▶ _PROVIDED DATA_:
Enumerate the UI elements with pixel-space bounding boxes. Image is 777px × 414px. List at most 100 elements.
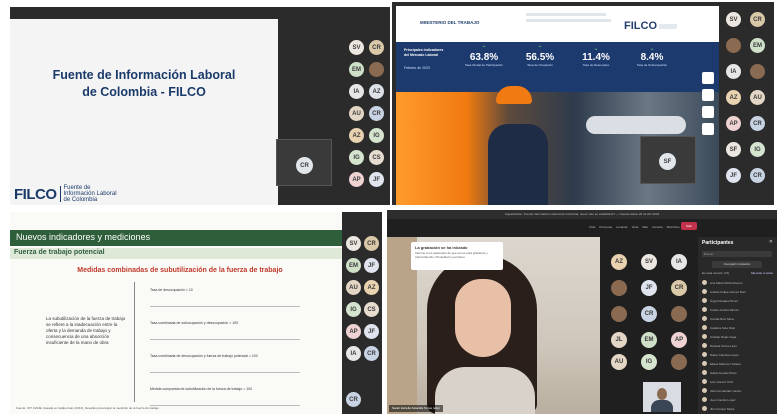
toolbar-chat[interactable]: Chat: [589, 225, 595, 229]
participant-row[interactable]: Daniela Torres León: [702, 342, 773, 349]
avatar[interactable]: JF: [369, 62, 384, 77]
avatar[interactable]: EM: [349, 62, 364, 77]
avatar[interactable]: AU: [750, 90, 765, 105]
header-nav-2: [526, 19, 611, 22]
avatar[interactable]: CR: [750, 12, 765, 27]
participant-row[interactable]: Jhon Forero Mesa: [702, 405, 773, 412]
avatar[interactable]: SV: [346, 236, 361, 251]
participant-row[interactable]: Carlos Andrés Rincón: [702, 306, 773, 313]
brand-logo: FILCO: [624, 20, 677, 32]
participant-row[interactable]: Ángel Rosales Pérez: [702, 297, 773, 304]
avatar[interactable]: EM: [346, 258, 361, 273]
avatar[interactable]: SV: [726, 12, 741, 27]
participant-row[interactable]: Iván Gómez Ortiz: [702, 378, 773, 385]
slide-area: Fuente de Información Laboral de Colombi…: [10, 19, 278, 205]
floating-self-view[interactable]: CR: [276, 139, 332, 186]
avatar[interactable]: IG: [369, 128, 384, 143]
grid-avatar[interactable]: AU: [611, 354, 627, 370]
section-title: Principales indicadores del Mercado Labo…: [404, 48, 444, 57]
grid-avatar[interactable]: [611, 306, 627, 322]
avatar[interactable]: EM: [750, 38, 765, 53]
grid-avatar[interactable]: [611, 280, 627, 296]
participant-row[interactable]: Eliana Martínez Solano: [702, 360, 773, 367]
participant-row[interactable]: Camila Ruiz Mora: [702, 315, 773, 322]
avatar[interactable]: IA: [346, 346, 361, 361]
avatar[interactable]: SF: [726, 142, 741, 157]
avatar[interactable]: JF: [364, 258, 379, 273]
avatar[interactable]: CR: [750, 168, 765, 183]
widget-icon[interactable]: [702, 106, 714, 118]
toolbar-people[interactable]: Personas: [599, 225, 612, 229]
grid-avatar[interactable]: IG: [641, 354, 657, 370]
avatar[interactable]: AU: [349, 106, 364, 121]
avatar[interactable]: JF: [369, 172, 384, 187]
avatar[interactable]: CS: [369, 150, 384, 165]
participant-row[interactable]: Ana María Peña Moreno: [702, 279, 773, 286]
avatar[interactable]: CR: [364, 236, 379, 251]
participant-row[interactable]: Cristian Rojas Vega: [702, 333, 773, 340]
share-invite-button[interactable]: Compartir invitación: [712, 261, 762, 268]
avatar[interactable]: SV: [349, 40, 364, 55]
grid-avatar[interactable]: CR: [641, 306, 657, 322]
grid-avatar[interactable]: CR: [671, 280, 687, 296]
avatar[interactable]: AZ: [364, 280, 379, 295]
avatar[interactable]: IG: [750, 142, 765, 157]
widget-icon[interactable]: [702, 89, 714, 101]
avatar[interactable]: JF: [364, 324, 379, 339]
logo-wordmark: FILCO: [14, 185, 57, 203]
avatar[interactable]: AZ: [369, 84, 384, 99]
period-label: Febrero de 2023: [404, 66, 430, 70]
avatar[interactable]: AP: [726, 116, 741, 131]
toolbar-raise[interactable]: Levantar: [616, 225, 628, 229]
toolbar-camera[interactable]: Cámara: [652, 225, 663, 229]
participant-row[interactable]: Jairo Fernández Castro: [702, 387, 773, 394]
avatar[interactable]: [750, 64, 765, 79]
avatar[interactable]: AP: [349, 172, 364, 187]
grid-avatar[interactable]: SV: [641, 254, 657, 270]
avatar[interactable]: AU: [346, 280, 361, 295]
participants-search[interactable]: Buscar: [702, 251, 772, 257]
self-camera-view[interactable]: [643, 382, 681, 412]
avatar[interactable]: CS: [364, 302, 379, 317]
avatar[interactable]: JF: [726, 168, 741, 183]
measure-item: Tasa combinada de subocupación y desocup…: [150, 307, 300, 340]
avatar[interactable]: AZ: [349, 128, 364, 143]
grid-avatar[interactable]: EM: [641, 332, 657, 348]
participant-row[interactable]: Diana Carolina López: [702, 351, 773, 358]
participant-row[interactable]: Isabel Acosta Prieto: [702, 369, 773, 376]
toolbar-mic[interactable]: Micrófono: [667, 225, 680, 229]
avatar[interactable]: IG: [346, 302, 361, 317]
floating-self-view[interactable]: SF: [640, 136, 696, 184]
grid-avatar[interactable]: JL: [611, 332, 627, 348]
avatar[interactable]: AZ: [726, 90, 741, 105]
participant-row[interactable]: Juan Camilo López: [702, 396, 773, 403]
grid-avatar[interactable]: [671, 354, 687, 370]
avatar[interactable]: IA: [349, 84, 364, 99]
grid-avatar[interactable]: AZ: [611, 254, 627, 270]
close-icon[interactable]: ✕: [769, 239, 773, 245]
participant-row[interactable]: Andrés Felipe Gómez Ruiz: [702, 288, 773, 295]
grid-avatar[interactable]: JF: [641, 280, 657, 296]
mute-all-button[interactable]: Silenciar a todos: [751, 271, 773, 275]
avatar[interactable]: IG: [349, 150, 364, 165]
leave-button[interactable]: Salir: [681, 222, 697, 230]
toolbar-more[interactable]: Más: [642, 225, 648, 229]
avatar[interactable]: IA: [726, 64, 741, 79]
avatar[interactable]: CR: [750, 116, 765, 131]
recording-notice[interactable]: La grabación se ha iniciado Informe a lo…: [411, 242, 503, 270]
participant-avatar: [702, 325, 707, 330]
slide-subheader: Fuerza de trabajo potencial: [10, 248, 342, 259]
avatar[interactable]: CR: [364, 346, 379, 361]
grid-avatar[interactable]: AP: [671, 332, 687, 348]
avatar[interactable]: AP: [346, 324, 361, 339]
toolbar-view[interactable]: Vista: [632, 225, 639, 229]
grid-avatar[interactable]: [671, 306, 687, 322]
avatar[interactable]: [726, 38, 741, 53]
grid-avatar[interactable]: IA: [671, 254, 687, 270]
avatar[interactable]: CR: [369, 40, 384, 55]
avatar[interactable]: CR: [369, 106, 384, 121]
participant-row[interactable]: Catalina Soto Díaz: [702, 324, 773, 331]
avatar[interactable]: CR: [346, 392, 361, 407]
widget-icon[interactable]: [702, 72, 714, 84]
widget-icon[interactable]: [702, 123, 714, 135]
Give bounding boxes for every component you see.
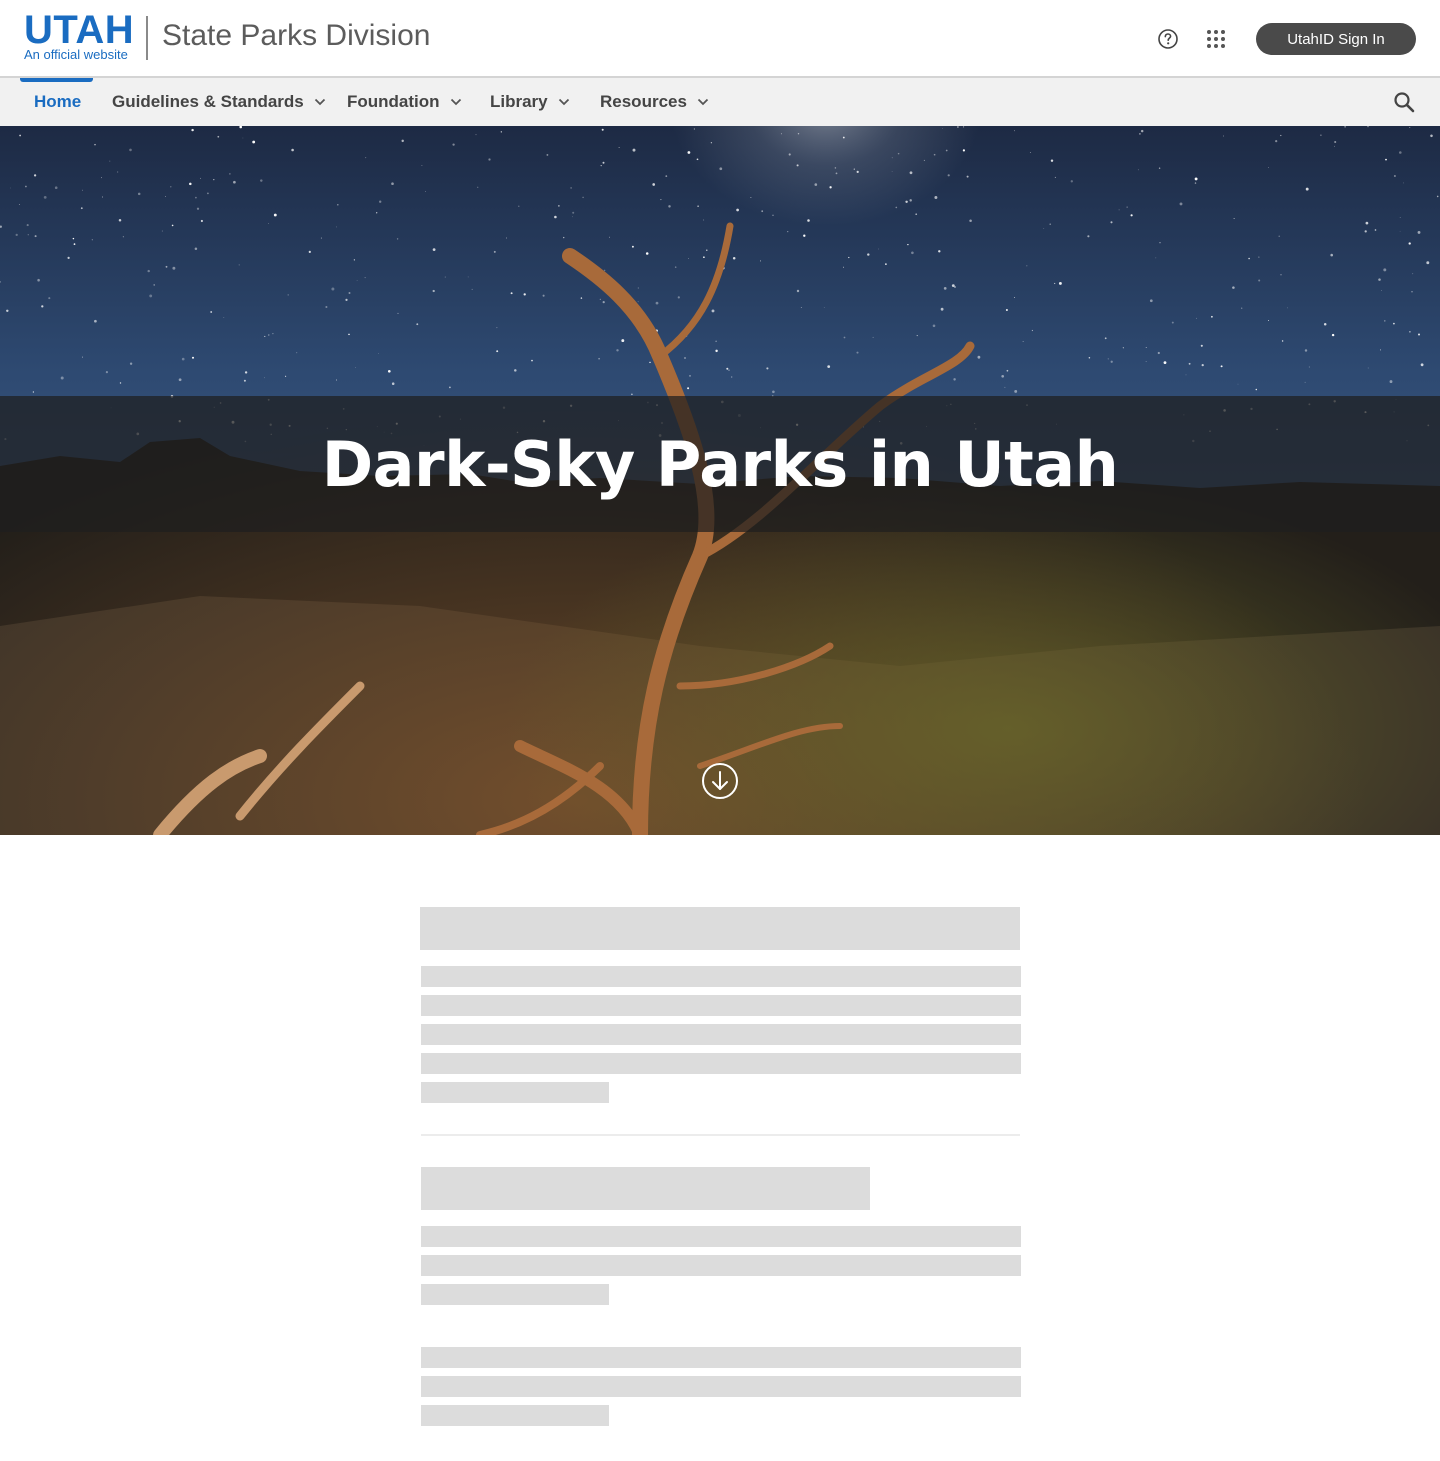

▶ _TASK BRIEF_: Transcribe the lines of the listing between the line holding "toolbar-chat[interactable]: Chat: [589, 225, 595, 229]" and the line holding "slide-area: Fuente de", inclusive, keeping each one identical.

▶ _RESULT FOR THIS TASK_:
toolbar-chat[interactable]: Chat: [589, 225, 595, 229]
participant-row[interactable]: Daniela Torres León: [702, 342, 773, 349]
avatar[interactable]: JF: [369, 62, 384, 77]
avatar[interactable]: EM: [349, 62, 364, 77]
avatar[interactable]: AU: [750, 90, 765, 105]
header-nav-2: [526, 19, 611, 22]
avatar[interactable]: CR: [750, 12, 765, 27]
participant-row[interactable]: Jhon Forero Mesa: [702, 405, 773, 412]
avatar[interactable]: SV: [346, 236, 361, 251]
participant-row[interactable]: Carlos Andrés Rincón: [702, 306, 773, 313]
brand-logo: FILCO: [624, 20, 677, 32]
participant-row[interactable]: Ángel Rosales Pérez: [702, 297, 773, 304]
avatar[interactable]: EM: [346, 258, 361, 273]
avatar[interactable]: SV: [726, 12, 741, 27]
participant-row[interactable]: Iván Gómez Ortiz: [702, 378, 773, 385]
slide-area: Fuente de Información Laboral de Colombi…: [10, 19, 278, 205]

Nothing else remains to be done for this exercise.